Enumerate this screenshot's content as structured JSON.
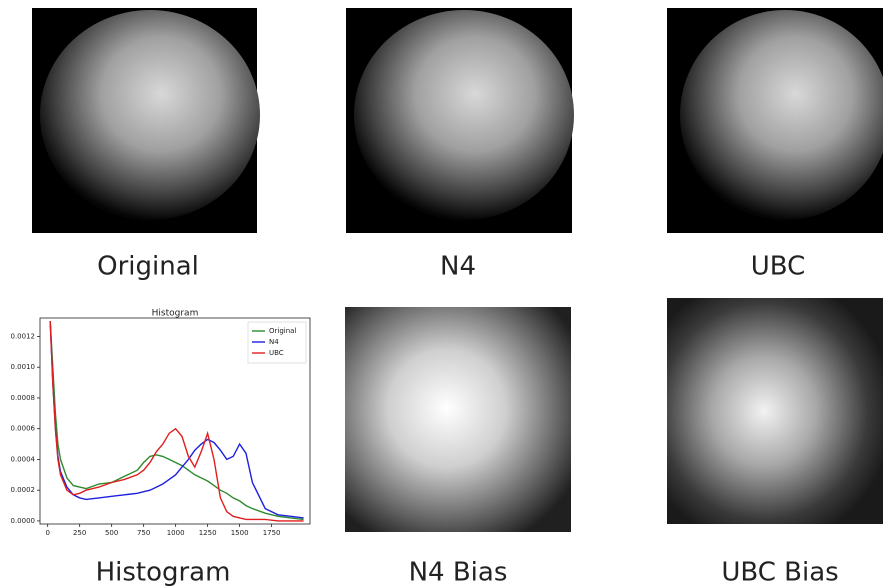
{
  "panels": [
    {
      "caption": "Original"
    },
    {
      "caption": "N4"
    },
    {
      "caption": "UBC"
    },
    {
      "caption": "Histogram"
    },
    {
      "caption": "N4 Bias"
    },
    {
      "caption": "UBC Bias"
    }
  ],
  "chart_data": {
    "type": "line",
    "title": "Histogram",
    "x": [
      20,
      40,
      60,
      80,
      100,
      150,
      200,
      250,
      300,
      400,
      500,
      600,
      700,
      750,
      800,
      850,
      900,
      950,
      1000,
      1050,
      1100,
      1150,
      1200,
      1250,
      1300,
      1350,
      1400,
      1450,
      1500,
      1550,
      1600,
      1700,
      1800,
      1900,
      2000
    ],
    "series": [
      {
        "name": "Original",
        "color": "#2e8b2e",
        "values": [
          0.0013,
          0.001,
          0.0007,
          0.0005,
          0.0004,
          0.00028,
          0.00023,
          0.00022,
          0.00021,
          0.00024,
          0.00025,
          0.00029,
          0.00033,
          0.00038,
          0.00042,
          0.00043,
          0.00042,
          0.0004,
          0.00038,
          0.00036,
          0.00033,
          0.0003,
          0.00028,
          0.00026,
          0.00023,
          0.0002,
          0.00018,
          0.00015,
          0.00013,
          0.0001,
          8e-05,
          5e-05,
          3e-05,
          2e-05,
          1e-05
        ]
      },
      {
        "name": "N4",
        "color": "#1f1fe0",
        "values": [
          0.0013,
          0.0009,
          0.0006,
          0.00042,
          0.00032,
          0.00022,
          0.00017,
          0.00015,
          0.00014,
          0.00015,
          0.00016,
          0.00017,
          0.00018,
          0.00019,
          0.0002,
          0.00022,
          0.00024,
          0.00027,
          0.0003,
          0.00035,
          0.0004,
          0.00046,
          0.0005,
          0.00053,
          0.00051,
          0.00046,
          0.0004,
          0.00042,
          0.0005,
          0.00044,
          0.00025,
          8e-05,
          4e-05,
          3e-05,
          2e-05
        ]
      },
      {
        "name": "UBC",
        "color": "#e01f1f",
        "values": [
          0.0013,
          0.0009,
          0.0006,
          0.0004,
          0.0003,
          0.0002,
          0.00017,
          0.00018,
          0.0002,
          0.00022,
          0.00025,
          0.00027,
          0.0003,
          0.00033,
          0.00038,
          0.00045,
          0.0005,
          0.00057,
          0.0006,
          0.00055,
          0.00042,
          0.00035,
          0.00045,
          0.00057,
          0.0004,
          0.00015,
          6e-05,
          3e-05,
          2e-05,
          1e-05,
          1e-05,
          1e-05,
          0,
          0,
          0
        ]
      }
    ],
    "xlim": [
      -60,
      2050
    ],
    "xticks": [
      0,
      250,
      500,
      750,
      1000,
      1250,
      1500,
      1750
    ],
    "ylim": [
      -2e-05,
      0.00132
    ],
    "yticks": [
      {
        "value": 0,
        "label": "0.0000"
      },
      {
        "value": 0.0002,
        "label": "0.0002"
      },
      {
        "value": 0.0004,
        "label": "0.0004"
      },
      {
        "value": 0.0006,
        "label": "0.0006"
      },
      {
        "value": 0.0008,
        "label": "0.0008"
      },
      {
        "value": 0.001,
        "label": "0.0010"
      },
      {
        "value": 0.0012,
        "label": "0.0012"
      }
    ],
    "legend": "upper right"
  }
}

★ ★ ★

Copy every record above exactly, leaving out any pictures.

Enumerate this screenshot's content as structured JSON.
{
  "panels": [
    {
      "caption": "Original"
    },
    {
      "caption": "N4"
    },
    {
      "caption": "UBC"
    },
    {
      "caption": "Histogram"
    },
    {
      "caption": "N4 Bias"
    },
    {
      "caption": "UBC Bias"
    }
  ],
  "chart_data": {
    "type": "line",
    "title": "Histogram",
    "x": [
      20,
      40,
      60,
      80,
      100,
      150,
      200,
      250,
      300,
      400,
      500,
      600,
      700,
      750,
      800,
      850,
      900,
      950,
      1000,
      1050,
      1100,
      1150,
      1200,
      1250,
      1300,
      1350,
      1400,
      1450,
      1500,
      1550,
      1600,
      1700,
      1800,
      1900,
      2000
    ],
    "series": [
      {
        "name": "Original",
        "color": "#2e8b2e",
        "values": [
          0.0013,
          0.001,
          0.0007,
          0.0005,
          0.0004,
          0.00028,
          0.00023,
          0.00022,
          0.00021,
          0.00024,
          0.00025,
          0.00029,
          0.00033,
          0.00038,
          0.00042,
          0.00043,
          0.00042,
          0.0004,
          0.00038,
          0.00036,
          0.00033,
          0.0003,
          0.00028,
          0.00026,
          0.00023,
          0.0002,
          0.00018,
          0.00015,
          0.00013,
          0.0001,
          8e-05,
          5e-05,
          3e-05,
          2e-05,
          1e-05
        ]
      },
      {
        "name": "N4",
        "color": "#1f1fe0",
        "values": [
          0.0013,
          0.0009,
          0.0006,
          0.00042,
          0.00032,
          0.00022,
          0.00017,
          0.00015,
          0.00014,
          0.00015,
          0.00016,
          0.00017,
          0.00018,
          0.00019,
          0.0002,
          0.00022,
          0.00024,
          0.00027,
          0.0003,
          0.00035,
          0.0004,
          0.00046,
          0.0005,
          0.00053,
          0.00051,
          0.00046,
          0.0004,
          0.00042,
          0.0005,
          0.00044,
          0.00025,
          8e-05,
          4e-05,
          3e-05,
          2e-05
        ]
      },
      {
        "name": "UBC",
        "color": "#e01f1f",
        "values": [
          0.0013,
          0.0009,
          0.0006,
          0.0004,
          0.0003,
          0.0002,
          0.00017,
          0.00018,
          0.0002,
          0.00022,
          0.00025,
          0.00027,
          0.0003,
          0.00033,
          0.00038,
          0.00045,
          0.0005,
          0.00057,
          0.0006,
          0.00055,
          0.00042,
          0.00035,
          0.00045,
          0.00057,
          0.0004,
          0.00015,
          6e-05,
          3e-05,
          2e-05,
          1e-05,
          1e-05,
          1e-05,
          0,
          0,
          0
        ]
      }
    ],
    "xlim": [
      -60,
      2050
    ],
    "xticks": [
      0,
      250,
      500,
      750,
      1000,
      1250,
      1500,
      1750
    ],
    "ylim": [
      -2e-05,
      0.00132
    ],
    "yticks": [
      {
        "value": 0,
        "label": "0.0000"
      },
      {
        "value": 0.0002,
        "label": "0.0002"
      },
      {
        "value": 0.0004,
        "label": "0.0004"
      },
      {
        "value": 0.0006,
        "label": "0.0006"
      },
      {
        "value": 0.0008,
        "label": "0.0008"
      },
      {
        "value": 0.001,
        "label": "0.0010"
      },
      {
        "value": 0.0012,
        "label": "0.0012"
      }
    ],
    "legend": "upper right"
  }
}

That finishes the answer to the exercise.